[start]
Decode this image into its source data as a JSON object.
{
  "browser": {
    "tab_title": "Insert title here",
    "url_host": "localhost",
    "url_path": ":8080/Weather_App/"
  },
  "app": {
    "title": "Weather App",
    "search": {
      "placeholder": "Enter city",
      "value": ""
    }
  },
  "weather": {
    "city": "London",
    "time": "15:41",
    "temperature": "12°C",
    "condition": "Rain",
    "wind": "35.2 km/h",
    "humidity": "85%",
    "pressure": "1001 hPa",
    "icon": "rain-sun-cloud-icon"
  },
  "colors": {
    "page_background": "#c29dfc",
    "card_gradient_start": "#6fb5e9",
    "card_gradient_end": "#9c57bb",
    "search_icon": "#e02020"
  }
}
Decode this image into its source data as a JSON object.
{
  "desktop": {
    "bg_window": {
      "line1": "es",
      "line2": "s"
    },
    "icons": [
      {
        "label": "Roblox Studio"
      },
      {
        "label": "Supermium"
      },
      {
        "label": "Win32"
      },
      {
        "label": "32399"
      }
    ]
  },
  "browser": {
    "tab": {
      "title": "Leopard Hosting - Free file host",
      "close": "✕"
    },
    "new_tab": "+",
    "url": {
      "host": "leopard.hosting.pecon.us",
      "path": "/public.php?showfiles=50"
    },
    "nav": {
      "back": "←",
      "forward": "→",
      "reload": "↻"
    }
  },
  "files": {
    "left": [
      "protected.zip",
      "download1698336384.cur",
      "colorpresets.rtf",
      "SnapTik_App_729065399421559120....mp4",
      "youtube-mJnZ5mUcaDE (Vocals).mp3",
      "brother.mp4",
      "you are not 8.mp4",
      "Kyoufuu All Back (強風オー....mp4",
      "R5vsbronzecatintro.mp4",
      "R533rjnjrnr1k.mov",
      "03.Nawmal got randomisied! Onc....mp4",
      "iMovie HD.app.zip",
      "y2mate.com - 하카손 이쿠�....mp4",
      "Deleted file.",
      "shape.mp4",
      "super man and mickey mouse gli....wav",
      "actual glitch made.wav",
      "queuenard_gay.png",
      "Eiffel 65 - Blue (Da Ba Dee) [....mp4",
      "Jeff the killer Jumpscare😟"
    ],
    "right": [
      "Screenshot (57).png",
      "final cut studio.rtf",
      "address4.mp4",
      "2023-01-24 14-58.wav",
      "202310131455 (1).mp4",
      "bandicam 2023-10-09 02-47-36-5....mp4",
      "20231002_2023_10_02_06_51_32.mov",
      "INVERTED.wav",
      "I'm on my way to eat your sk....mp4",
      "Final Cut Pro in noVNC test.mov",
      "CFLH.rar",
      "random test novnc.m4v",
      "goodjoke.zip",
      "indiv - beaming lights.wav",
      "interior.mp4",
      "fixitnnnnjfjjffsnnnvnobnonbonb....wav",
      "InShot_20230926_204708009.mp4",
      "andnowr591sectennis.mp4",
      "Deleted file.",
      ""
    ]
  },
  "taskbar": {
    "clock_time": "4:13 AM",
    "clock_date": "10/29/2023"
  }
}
[end]
# What is asked:
Write out the entries above once more, without altering anything.

# Result:
Decode this image into its source data as a JSON object.
{
  "browser": {
    "tab_title": "Insert title here",
    "url_host": "localhost",
    "url_path": ":8080/Weather_App/"
  },
  "app": {
    "title": "Weather App",
    "search": {
      "placeholder": "Enter city",
      "value": ""
    }
  },
  "weather": {
    "city": "London",
    "time": "15:41",
    "temperature": "12°C",
    "condition": "Rain",
    "wind": "35.2 km/h",
    "humidity": "85%",
    "pressure": "1001 hPa",
    "icon": "rain-sun-cloud-icon"
  },
  "colors": {
    "page_background": "#c29dfc",
    "card_gradient_start": "#6fb5e9",
    "card_gradient_end": "#9c57bb",
    "search_icon": "#e02020"
  }
}
Decode this image into its source data as a JSON object.
{
  "desktop": {
    "bg_window": {
      "line1": "es",
      "line2": "s"
    },
    "icons": [
      {
        "label": "Roblox Studio"
      },
      {
        "label": "Supermium"
      },
      {
        "label": "Win32"
      },
      {
        "label": "32399"
      }
    ]
  },
  "browser": {
    "tab": {
      "title": "Leopard Hosting - Free file host",
      "close": "✕"
    },
    "new_tab": "+",
    "url": {
      "host": "leopard.hosting.pecon.us",
      "path": "/public.php?showfiles=50"
    },
    "nav": {
      "back": "←",
      "forward": "→",
      "reload": "↻"
    }
  },
  "files": {
    "left": [
      "protected.zip",
      "download1698336384.cur",
      "colorpresets.rtf",
      "SnapTik_App_729065399421559120....mp4",
      "youtube-mJnZ5mUcaDE (Vocals).mp3",
      "brother.mp4",
      "you are not 8.mp4",
      "Kyoufuu All Back (強風オー....mp4",
      "R5vsbronzecatintro.mp4",
      "R533rjnjrnr1k.mov",
      "03.Nawmal got randomisied! Onc....mp4",
      "iMovie HD.app.zip",
      "y2mate.com - 하카손 이쿠�....mp4",
      "Deleted file.",
      "shape.mp4",
      "super man and mickey mouse gli....wav",
      "actual glitch made.wav",
      "queuenard_gay.png",
      "Eiffel 65 - Blue (Da Ba Dee) [....mp4",
      "Jeff the killer Jumpscare😟"
    ],
    "right": [
      "Screenshot (57).png",
      "final cut studio.rtf",
      "address4.mp4",
      "2023-01-24 14-58.wav",
      "202310131455 (1).mp4",
      "bandicam 2023-10-09 02-47-36-5....mp4",
      "20231002_2023_10_02_06_51_32.mov",
      "INVERTED.wav",
      "I'm on my way to eat your sk....mp4",
      "Final Cut Pro in noVNC test.mov",
      "CFLH.rar",
      "random test novnc.m4v",
      "goodjoke.zip",
      "indiv - beaming lights.wav",
      "interior.mp4",
      "fixitnnnnjfjjffsnnnvnobnonbonb....wav",
      "InShot_20230926_204708009.mp4",
      "andnowr591sectennis.mp4",
      "Deleted file.",
      ""
    ]
  },
  "taskbar": {
    "clock_time": "4:13 AM",
    "clock_date": "10/29/2023"
  }
}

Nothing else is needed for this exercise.